### [DIRECTION]
Could you copy every line from the material below in which "Sort" appears?

### [INPUT]
::::

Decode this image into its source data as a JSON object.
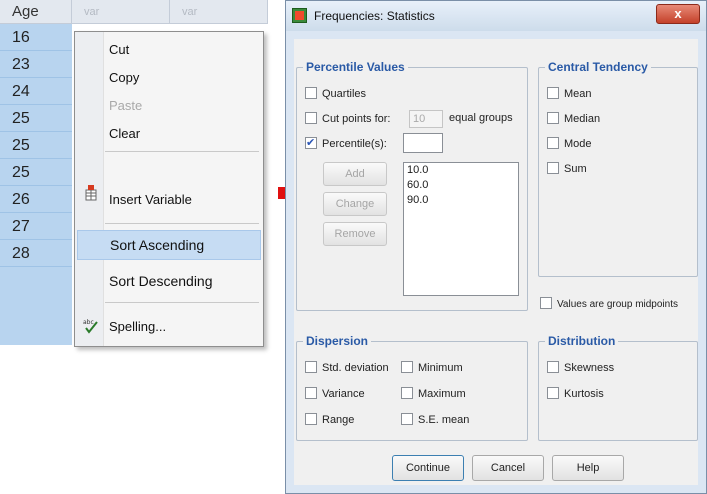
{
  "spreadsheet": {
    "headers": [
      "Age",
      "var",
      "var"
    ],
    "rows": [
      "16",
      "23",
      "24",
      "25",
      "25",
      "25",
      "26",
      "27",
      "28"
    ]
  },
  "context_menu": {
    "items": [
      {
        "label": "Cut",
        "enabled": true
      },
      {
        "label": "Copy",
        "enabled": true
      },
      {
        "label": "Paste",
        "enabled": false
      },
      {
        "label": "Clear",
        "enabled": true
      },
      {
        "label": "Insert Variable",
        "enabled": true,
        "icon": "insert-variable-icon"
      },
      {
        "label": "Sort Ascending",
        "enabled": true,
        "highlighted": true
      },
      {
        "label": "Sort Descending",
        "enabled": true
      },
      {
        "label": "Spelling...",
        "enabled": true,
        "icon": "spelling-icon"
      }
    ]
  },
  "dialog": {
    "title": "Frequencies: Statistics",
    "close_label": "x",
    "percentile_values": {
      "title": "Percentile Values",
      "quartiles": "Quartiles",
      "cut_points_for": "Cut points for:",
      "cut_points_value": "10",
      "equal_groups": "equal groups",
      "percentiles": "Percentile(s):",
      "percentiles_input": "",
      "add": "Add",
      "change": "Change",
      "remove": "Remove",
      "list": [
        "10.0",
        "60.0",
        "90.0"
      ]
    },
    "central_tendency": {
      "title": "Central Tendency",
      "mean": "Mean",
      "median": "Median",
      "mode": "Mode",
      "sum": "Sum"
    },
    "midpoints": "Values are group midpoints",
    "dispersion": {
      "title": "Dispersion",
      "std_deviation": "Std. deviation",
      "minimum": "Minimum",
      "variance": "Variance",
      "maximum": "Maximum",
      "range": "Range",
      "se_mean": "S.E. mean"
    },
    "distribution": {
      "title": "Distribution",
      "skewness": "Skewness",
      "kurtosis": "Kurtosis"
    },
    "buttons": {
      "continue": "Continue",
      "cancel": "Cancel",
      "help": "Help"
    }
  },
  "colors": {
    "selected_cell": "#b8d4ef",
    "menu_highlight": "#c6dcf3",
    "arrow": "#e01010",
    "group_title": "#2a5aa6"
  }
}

::::

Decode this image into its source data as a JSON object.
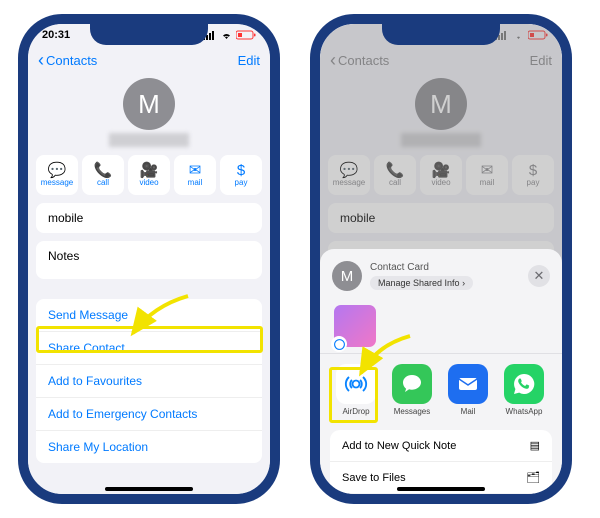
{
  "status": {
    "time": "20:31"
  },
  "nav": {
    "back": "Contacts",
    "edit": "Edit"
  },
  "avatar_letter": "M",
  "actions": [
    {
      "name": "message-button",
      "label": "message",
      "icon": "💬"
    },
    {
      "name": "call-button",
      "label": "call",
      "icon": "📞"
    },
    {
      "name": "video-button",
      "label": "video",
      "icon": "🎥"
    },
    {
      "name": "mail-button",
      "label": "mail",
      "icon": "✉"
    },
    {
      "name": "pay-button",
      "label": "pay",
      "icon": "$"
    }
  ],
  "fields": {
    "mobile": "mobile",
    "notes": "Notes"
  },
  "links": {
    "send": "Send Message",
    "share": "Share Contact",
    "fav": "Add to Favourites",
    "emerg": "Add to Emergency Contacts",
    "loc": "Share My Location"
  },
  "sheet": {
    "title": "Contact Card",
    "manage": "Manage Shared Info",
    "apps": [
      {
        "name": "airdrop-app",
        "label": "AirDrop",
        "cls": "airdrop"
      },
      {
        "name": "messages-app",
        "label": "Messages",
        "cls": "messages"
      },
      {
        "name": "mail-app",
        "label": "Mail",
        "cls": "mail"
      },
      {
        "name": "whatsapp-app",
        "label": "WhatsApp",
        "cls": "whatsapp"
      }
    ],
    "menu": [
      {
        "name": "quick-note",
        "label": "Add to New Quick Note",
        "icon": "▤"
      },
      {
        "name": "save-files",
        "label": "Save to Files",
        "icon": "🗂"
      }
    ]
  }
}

::::

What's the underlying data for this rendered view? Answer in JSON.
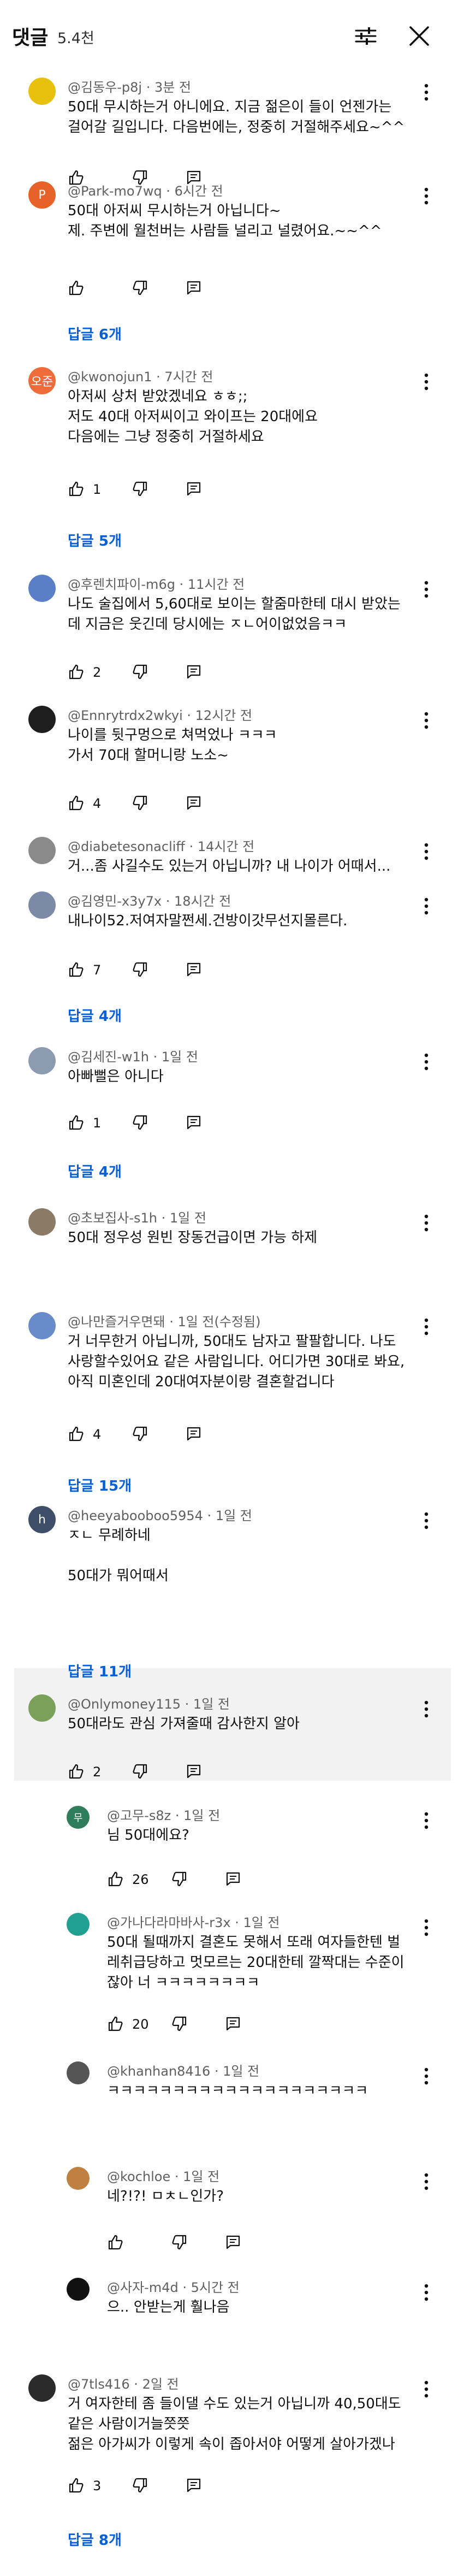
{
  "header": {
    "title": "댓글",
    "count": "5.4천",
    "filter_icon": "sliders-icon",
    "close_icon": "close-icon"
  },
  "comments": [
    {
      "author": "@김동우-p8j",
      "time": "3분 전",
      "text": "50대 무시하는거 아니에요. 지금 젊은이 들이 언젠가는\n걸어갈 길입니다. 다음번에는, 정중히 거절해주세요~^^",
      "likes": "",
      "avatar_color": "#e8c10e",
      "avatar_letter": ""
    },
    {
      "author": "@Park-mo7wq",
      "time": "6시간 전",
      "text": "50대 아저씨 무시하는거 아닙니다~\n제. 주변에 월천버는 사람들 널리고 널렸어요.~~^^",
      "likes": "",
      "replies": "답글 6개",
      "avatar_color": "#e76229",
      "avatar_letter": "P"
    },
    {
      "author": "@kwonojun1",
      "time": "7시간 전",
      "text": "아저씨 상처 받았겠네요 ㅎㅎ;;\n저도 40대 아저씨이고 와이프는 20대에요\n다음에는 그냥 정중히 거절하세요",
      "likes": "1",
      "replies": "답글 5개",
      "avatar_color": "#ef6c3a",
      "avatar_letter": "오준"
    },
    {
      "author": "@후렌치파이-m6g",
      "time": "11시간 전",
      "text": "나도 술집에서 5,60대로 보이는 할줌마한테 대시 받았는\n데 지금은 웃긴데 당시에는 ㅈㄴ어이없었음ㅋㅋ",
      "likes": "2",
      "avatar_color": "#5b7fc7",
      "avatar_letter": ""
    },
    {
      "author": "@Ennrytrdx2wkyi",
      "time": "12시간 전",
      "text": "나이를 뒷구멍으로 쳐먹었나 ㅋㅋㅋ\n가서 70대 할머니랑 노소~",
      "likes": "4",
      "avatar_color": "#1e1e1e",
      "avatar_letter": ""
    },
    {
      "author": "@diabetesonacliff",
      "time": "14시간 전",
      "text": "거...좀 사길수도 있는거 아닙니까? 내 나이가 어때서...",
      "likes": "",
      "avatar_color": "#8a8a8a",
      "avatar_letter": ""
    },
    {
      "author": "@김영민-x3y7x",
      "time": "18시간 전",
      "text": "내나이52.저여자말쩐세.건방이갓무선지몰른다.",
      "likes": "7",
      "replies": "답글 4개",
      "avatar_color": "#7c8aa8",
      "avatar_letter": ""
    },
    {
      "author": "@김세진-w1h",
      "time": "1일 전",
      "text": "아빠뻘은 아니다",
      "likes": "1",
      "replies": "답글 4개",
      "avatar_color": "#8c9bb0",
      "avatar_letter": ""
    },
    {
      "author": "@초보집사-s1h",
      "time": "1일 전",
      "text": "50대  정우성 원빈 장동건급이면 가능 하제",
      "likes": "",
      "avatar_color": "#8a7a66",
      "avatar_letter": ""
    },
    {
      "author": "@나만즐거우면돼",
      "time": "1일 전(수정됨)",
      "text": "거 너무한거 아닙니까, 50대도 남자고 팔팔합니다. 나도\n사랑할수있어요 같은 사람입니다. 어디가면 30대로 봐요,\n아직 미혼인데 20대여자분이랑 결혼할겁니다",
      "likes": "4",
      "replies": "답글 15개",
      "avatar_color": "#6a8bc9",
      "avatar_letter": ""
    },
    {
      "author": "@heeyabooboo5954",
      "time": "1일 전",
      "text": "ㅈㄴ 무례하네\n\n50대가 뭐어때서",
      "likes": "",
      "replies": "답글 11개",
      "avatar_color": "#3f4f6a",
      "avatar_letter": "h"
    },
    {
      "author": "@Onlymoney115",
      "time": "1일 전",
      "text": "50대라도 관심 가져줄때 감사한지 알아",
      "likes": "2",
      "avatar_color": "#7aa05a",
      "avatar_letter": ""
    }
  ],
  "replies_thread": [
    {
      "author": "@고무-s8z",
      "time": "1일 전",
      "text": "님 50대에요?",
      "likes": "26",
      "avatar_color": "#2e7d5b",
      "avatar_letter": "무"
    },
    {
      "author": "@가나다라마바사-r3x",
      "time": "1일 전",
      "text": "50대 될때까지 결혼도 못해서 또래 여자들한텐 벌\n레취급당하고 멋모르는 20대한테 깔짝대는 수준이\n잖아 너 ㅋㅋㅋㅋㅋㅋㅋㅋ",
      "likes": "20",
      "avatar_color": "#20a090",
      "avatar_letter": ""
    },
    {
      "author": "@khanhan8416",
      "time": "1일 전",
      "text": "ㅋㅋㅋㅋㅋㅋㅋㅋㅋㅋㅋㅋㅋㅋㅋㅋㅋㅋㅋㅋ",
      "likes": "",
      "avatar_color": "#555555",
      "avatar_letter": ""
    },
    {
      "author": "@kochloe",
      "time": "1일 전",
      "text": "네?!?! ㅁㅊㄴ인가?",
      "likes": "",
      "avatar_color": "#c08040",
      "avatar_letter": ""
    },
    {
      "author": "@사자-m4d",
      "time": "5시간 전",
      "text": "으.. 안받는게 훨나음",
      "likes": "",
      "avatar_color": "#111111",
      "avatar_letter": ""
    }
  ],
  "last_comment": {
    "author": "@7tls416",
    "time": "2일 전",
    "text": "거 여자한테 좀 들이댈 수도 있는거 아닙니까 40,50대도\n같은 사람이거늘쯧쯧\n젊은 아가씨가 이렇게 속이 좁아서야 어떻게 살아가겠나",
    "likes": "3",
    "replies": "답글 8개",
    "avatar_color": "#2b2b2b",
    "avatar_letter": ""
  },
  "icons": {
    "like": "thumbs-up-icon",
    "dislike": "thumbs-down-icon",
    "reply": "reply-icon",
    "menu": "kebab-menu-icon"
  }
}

::::

### [EXPECTED OUTPUT]
        "label": "Sort Ascending",
        "label": "Sort Descending",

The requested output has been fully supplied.